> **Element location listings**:

++++++++++++++++++++

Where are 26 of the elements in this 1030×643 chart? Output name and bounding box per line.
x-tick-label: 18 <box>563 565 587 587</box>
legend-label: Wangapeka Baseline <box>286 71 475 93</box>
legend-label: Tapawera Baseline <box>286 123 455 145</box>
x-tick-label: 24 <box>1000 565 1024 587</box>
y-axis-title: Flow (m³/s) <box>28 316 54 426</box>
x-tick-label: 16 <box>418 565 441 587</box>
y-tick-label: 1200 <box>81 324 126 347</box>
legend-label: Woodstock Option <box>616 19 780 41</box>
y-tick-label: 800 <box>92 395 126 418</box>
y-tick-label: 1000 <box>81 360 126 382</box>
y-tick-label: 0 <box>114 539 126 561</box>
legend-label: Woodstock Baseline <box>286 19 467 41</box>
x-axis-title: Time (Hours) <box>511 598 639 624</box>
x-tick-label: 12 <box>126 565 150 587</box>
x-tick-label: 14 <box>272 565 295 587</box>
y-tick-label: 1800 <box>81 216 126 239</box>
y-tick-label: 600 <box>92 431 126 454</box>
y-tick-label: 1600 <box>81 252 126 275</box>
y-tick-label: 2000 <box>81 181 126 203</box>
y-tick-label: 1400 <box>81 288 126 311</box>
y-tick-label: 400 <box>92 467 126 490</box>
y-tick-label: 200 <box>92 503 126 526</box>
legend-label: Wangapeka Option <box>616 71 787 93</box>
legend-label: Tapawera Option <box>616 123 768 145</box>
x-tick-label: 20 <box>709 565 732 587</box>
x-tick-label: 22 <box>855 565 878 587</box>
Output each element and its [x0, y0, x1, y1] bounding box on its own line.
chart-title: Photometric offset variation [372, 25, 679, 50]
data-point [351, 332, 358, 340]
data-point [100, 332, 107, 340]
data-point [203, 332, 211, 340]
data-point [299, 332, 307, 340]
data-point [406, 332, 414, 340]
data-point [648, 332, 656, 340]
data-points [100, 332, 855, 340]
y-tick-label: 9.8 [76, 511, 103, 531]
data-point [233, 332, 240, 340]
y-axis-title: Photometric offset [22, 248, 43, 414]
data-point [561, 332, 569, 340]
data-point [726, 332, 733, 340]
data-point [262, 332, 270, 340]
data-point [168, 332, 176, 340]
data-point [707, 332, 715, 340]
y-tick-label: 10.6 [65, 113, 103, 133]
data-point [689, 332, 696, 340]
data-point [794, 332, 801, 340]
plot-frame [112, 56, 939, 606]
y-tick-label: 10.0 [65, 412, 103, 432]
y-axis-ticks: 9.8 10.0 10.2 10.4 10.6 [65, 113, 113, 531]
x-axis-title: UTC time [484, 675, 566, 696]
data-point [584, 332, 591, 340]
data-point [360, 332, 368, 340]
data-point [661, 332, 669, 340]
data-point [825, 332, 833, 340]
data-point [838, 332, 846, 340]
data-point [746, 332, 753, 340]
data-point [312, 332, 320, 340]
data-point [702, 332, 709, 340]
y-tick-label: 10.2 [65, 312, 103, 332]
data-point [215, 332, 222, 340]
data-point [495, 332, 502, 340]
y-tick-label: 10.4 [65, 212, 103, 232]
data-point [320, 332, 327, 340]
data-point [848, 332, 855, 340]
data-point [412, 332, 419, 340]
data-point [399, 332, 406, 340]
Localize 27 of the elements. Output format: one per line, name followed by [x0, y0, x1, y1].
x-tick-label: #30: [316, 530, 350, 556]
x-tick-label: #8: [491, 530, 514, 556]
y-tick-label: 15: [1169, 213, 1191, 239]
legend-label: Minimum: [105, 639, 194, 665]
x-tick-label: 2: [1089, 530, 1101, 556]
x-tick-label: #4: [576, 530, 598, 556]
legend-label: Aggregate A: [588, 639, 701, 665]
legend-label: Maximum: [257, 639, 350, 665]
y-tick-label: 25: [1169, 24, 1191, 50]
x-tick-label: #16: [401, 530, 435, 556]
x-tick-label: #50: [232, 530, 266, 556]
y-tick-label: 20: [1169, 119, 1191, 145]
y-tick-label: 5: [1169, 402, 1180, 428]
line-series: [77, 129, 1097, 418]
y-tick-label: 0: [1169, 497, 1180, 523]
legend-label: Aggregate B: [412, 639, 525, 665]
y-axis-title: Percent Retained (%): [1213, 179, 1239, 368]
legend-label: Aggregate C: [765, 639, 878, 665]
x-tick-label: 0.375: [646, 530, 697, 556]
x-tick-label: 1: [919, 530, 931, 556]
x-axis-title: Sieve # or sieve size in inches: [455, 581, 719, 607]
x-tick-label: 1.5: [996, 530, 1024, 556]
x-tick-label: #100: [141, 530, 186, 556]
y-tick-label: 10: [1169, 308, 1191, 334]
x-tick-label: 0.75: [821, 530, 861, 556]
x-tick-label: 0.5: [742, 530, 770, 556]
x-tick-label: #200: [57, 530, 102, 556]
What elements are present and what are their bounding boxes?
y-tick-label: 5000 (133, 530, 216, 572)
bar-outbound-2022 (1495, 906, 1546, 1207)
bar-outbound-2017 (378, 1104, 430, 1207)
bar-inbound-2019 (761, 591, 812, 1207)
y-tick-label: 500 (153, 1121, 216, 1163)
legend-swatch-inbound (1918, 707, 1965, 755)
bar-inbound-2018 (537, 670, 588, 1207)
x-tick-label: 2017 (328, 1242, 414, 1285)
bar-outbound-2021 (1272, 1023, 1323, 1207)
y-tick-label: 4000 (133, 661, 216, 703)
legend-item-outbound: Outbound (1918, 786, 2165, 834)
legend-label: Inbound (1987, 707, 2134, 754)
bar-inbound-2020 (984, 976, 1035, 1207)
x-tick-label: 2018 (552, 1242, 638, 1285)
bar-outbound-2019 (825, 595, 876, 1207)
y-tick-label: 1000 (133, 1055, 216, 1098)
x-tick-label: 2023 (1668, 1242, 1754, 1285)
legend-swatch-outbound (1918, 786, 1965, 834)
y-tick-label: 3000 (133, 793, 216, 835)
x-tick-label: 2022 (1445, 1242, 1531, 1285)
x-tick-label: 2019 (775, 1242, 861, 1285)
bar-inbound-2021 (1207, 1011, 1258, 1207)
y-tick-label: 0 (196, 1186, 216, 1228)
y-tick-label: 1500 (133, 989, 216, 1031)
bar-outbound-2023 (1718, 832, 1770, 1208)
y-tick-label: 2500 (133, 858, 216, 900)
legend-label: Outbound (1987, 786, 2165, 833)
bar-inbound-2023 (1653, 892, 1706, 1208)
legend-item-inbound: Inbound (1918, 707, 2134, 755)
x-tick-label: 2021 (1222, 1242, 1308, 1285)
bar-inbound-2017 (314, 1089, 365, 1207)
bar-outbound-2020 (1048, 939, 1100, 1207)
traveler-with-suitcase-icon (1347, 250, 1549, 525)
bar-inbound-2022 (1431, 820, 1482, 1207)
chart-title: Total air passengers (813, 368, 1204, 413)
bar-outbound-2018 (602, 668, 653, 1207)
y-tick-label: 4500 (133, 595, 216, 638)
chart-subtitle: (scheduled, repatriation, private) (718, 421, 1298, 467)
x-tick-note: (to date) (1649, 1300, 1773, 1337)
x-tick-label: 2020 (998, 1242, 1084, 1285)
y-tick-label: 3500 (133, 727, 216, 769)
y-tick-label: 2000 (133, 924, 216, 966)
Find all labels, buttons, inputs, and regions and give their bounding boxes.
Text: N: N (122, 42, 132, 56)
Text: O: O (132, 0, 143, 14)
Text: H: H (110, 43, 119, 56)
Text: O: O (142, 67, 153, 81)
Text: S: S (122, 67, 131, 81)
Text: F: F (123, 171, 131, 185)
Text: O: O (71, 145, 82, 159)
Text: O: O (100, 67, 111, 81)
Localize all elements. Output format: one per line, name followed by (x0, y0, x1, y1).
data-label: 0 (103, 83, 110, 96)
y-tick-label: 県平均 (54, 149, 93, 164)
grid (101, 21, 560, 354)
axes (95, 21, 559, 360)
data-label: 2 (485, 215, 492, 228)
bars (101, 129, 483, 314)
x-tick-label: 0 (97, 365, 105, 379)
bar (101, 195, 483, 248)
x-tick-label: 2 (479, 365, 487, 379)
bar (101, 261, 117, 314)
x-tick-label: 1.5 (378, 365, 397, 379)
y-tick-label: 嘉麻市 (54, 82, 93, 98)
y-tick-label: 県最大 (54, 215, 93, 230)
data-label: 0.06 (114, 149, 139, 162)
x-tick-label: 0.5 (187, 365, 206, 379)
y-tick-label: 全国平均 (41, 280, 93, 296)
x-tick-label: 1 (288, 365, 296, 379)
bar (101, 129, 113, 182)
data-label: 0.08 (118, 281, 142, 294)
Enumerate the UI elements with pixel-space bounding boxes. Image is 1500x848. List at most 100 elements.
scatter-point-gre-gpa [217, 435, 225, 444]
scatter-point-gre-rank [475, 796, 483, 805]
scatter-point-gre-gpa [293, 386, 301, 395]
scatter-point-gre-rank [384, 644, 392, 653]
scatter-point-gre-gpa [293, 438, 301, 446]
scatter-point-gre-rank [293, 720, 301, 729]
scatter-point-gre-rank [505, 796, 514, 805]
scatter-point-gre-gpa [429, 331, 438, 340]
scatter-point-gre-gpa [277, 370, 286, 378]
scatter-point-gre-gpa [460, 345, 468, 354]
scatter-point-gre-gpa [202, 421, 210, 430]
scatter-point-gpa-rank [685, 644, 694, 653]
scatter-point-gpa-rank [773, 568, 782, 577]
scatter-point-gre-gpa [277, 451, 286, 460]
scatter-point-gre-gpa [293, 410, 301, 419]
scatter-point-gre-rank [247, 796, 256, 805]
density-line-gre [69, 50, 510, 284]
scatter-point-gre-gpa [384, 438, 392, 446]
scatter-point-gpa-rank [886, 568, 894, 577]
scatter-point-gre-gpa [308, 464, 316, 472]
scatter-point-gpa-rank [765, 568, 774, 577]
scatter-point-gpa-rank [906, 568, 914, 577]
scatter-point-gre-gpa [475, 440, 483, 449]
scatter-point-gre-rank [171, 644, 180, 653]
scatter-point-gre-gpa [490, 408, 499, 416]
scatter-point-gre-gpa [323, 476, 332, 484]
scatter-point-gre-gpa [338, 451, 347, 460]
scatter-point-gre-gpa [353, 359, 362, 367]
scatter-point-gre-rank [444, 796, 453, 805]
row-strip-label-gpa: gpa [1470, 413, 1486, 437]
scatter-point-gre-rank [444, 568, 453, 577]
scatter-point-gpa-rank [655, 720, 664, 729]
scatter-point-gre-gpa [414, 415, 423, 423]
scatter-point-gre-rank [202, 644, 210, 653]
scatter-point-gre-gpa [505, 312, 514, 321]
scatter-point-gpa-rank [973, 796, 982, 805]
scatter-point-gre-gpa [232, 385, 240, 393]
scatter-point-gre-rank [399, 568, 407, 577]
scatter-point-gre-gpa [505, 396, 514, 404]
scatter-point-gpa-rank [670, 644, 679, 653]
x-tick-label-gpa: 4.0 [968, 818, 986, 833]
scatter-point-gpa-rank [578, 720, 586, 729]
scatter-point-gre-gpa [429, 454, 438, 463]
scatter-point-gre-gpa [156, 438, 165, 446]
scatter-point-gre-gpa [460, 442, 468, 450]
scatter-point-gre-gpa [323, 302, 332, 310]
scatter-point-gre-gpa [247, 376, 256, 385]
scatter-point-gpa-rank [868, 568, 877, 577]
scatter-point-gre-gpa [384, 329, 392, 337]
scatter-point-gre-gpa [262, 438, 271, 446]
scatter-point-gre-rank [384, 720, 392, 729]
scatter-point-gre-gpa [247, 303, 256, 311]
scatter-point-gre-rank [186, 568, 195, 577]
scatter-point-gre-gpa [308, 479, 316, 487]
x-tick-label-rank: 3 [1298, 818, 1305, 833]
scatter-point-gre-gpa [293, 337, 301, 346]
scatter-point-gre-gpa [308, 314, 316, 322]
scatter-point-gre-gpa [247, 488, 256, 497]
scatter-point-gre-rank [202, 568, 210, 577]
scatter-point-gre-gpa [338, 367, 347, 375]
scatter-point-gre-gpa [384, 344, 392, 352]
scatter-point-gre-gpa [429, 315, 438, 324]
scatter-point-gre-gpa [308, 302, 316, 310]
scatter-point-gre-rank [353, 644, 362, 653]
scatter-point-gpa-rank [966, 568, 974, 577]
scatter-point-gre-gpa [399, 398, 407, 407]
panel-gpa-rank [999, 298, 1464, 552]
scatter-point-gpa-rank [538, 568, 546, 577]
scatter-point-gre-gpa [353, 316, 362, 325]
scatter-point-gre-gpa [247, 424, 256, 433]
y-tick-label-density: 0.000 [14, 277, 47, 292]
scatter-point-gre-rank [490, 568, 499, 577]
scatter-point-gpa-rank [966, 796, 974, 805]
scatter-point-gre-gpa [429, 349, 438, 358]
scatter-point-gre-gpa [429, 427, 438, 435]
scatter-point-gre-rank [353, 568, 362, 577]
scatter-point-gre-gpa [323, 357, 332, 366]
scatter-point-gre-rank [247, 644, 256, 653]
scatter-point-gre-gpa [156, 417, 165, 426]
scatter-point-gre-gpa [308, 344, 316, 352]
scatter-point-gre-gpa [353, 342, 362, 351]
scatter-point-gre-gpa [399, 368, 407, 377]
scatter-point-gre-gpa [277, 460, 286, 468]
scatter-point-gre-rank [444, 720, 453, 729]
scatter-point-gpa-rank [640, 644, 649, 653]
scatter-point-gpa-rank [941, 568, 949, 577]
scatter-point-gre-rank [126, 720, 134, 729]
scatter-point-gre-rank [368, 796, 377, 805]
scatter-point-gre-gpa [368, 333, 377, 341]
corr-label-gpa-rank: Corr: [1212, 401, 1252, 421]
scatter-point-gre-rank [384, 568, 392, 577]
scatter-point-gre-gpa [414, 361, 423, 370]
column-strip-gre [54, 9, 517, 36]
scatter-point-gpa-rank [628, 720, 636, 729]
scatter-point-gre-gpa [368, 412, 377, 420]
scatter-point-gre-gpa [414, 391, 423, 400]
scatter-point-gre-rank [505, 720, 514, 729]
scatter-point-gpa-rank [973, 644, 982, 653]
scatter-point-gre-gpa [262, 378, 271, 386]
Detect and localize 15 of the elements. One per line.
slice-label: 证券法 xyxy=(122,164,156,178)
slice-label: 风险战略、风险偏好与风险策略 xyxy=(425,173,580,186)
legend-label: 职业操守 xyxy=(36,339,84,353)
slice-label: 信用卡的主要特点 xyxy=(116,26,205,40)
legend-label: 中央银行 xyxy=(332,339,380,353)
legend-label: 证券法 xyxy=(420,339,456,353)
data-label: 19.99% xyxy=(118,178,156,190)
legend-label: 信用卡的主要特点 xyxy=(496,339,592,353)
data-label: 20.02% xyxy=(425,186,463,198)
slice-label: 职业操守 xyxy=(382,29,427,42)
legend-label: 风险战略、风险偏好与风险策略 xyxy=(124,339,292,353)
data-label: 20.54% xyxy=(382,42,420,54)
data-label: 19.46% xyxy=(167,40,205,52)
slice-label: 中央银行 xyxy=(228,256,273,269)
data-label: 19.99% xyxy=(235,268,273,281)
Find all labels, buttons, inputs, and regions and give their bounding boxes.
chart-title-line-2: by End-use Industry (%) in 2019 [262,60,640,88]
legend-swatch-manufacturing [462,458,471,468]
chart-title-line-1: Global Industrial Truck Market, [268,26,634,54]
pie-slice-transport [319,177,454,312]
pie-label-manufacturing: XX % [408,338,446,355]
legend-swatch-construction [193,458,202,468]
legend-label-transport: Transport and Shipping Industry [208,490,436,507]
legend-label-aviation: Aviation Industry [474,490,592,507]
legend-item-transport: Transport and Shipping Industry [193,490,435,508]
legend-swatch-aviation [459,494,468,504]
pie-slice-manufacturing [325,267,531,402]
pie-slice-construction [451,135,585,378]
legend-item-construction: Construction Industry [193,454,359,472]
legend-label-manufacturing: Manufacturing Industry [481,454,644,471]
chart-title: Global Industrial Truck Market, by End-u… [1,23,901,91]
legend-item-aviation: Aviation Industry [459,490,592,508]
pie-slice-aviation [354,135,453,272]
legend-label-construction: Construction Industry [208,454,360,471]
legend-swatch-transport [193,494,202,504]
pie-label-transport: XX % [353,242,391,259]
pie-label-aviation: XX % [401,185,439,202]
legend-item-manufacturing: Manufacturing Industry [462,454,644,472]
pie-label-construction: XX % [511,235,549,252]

++++++++++++++++++++

> **Exercise details**:
Turn the stretch of the records from the start through the line containing "y-axis-title: Flow (m³/s)" into a JSON list of strings, one per line, leaving out blank lines.

> **Answer for the task**:
[
  "Where are 26 of the elements in this 1030×643 chart? Output name and bounding box per line.",
  "x-tick-label: 18 <box>563 565 587 587</box>",
  "legend-label: Wangapeka Baseline <box>286 71 475 93</box>",
  "legend-label: Tapawera Baseline <box>286 123 455 145</box>",
  "x-tick-label: 24 <box>1000 565 1024 587</box>",
  "y-axis-title: Flow (m³/s) <box>28 316 54 426</box>"
]